Write out every entry exactly as given, but omit the pictures.
** START OF STORED ROWS **
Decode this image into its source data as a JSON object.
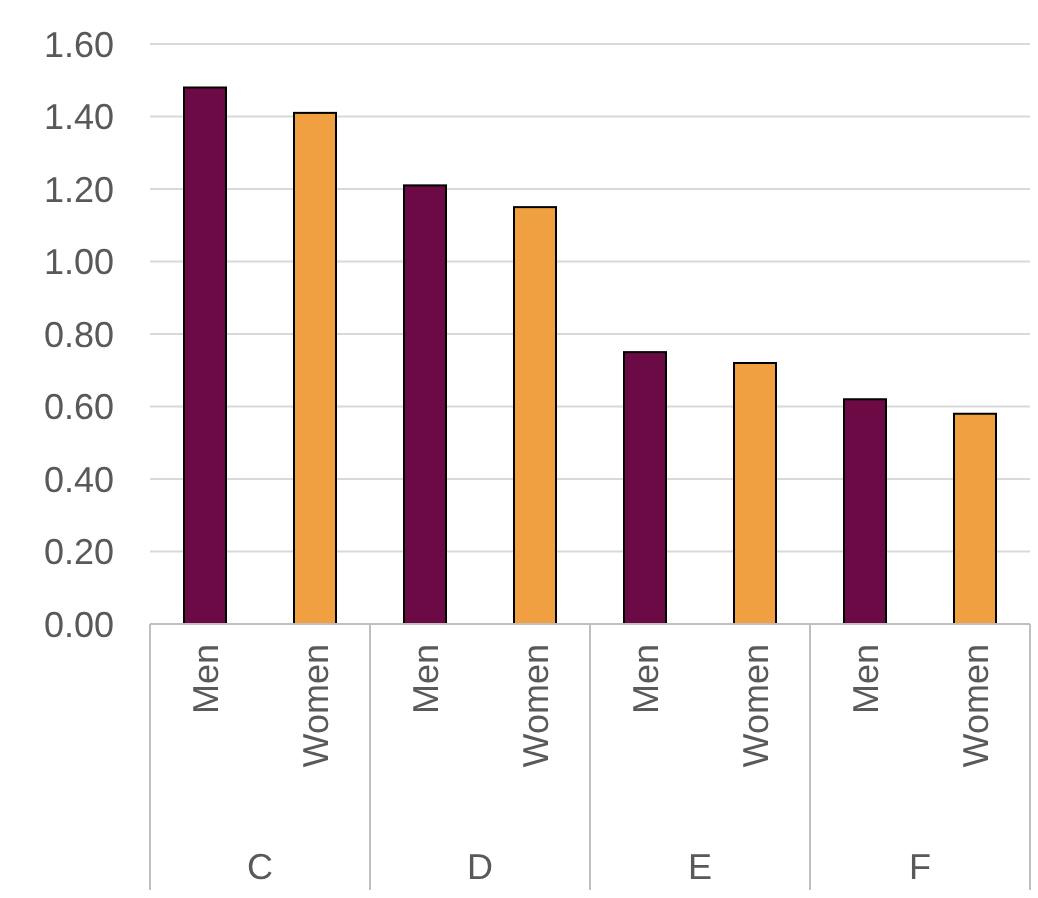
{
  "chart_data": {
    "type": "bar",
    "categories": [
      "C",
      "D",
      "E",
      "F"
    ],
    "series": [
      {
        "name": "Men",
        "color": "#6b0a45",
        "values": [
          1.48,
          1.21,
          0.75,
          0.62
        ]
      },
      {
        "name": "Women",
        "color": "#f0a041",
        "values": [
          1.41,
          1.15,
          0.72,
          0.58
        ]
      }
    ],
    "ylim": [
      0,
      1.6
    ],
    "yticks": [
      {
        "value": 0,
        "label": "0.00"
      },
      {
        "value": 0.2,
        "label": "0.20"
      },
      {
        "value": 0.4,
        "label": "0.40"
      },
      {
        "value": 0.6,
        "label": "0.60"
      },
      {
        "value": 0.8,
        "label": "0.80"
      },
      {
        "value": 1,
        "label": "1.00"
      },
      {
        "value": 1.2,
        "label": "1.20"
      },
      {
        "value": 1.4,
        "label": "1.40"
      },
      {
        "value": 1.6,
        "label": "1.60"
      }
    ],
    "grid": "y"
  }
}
** END OF STORED ROWS **
### SOLUTION TO THE PROBLEM
Decode this image into its source data as a JSON object.
{
  "chart_data": {
    "type": "bar",
    "categories": [
      "C",
      "D",
      "E",
      "F"
    ],
    "series": [
      {
        "name": "Men",
        "color": "#6b0a45",
        "values": [
          1.48,
          1.21,
          0.75,
          0.62
        ]
      },
      {
        "name": "Women",
        "color": "#f0a041",
        "values": [
          1.41,
          1.15,
          0.72,
          0.58
        ]
      }
    ],
    "ylim": [
      0,
      1.6
    ],
    "yticks": [
      {
        "value": 0,
        "label": "0.00"
      },
      {
        "value": 0.2,
        "label": "0.20"
      },
      {
        "value": 0.4,
        "label": "0.40"
      },
      {
        "value": 0.6,
        "label": "0.60"
      },
      {
        "value": 0.8,
        "label": "0.80"
      },
      {
        "value": 1,
        "label": "1.00"
      },
      {
        "value": 1.2,
        "label": "1.20"
      },
      {
        "value": 1.4,
        "label": "1.40"
      },
      {
        "value": 1.6,
        "label": "1.60"
      }
    ],
    "grid": "y"
  }
}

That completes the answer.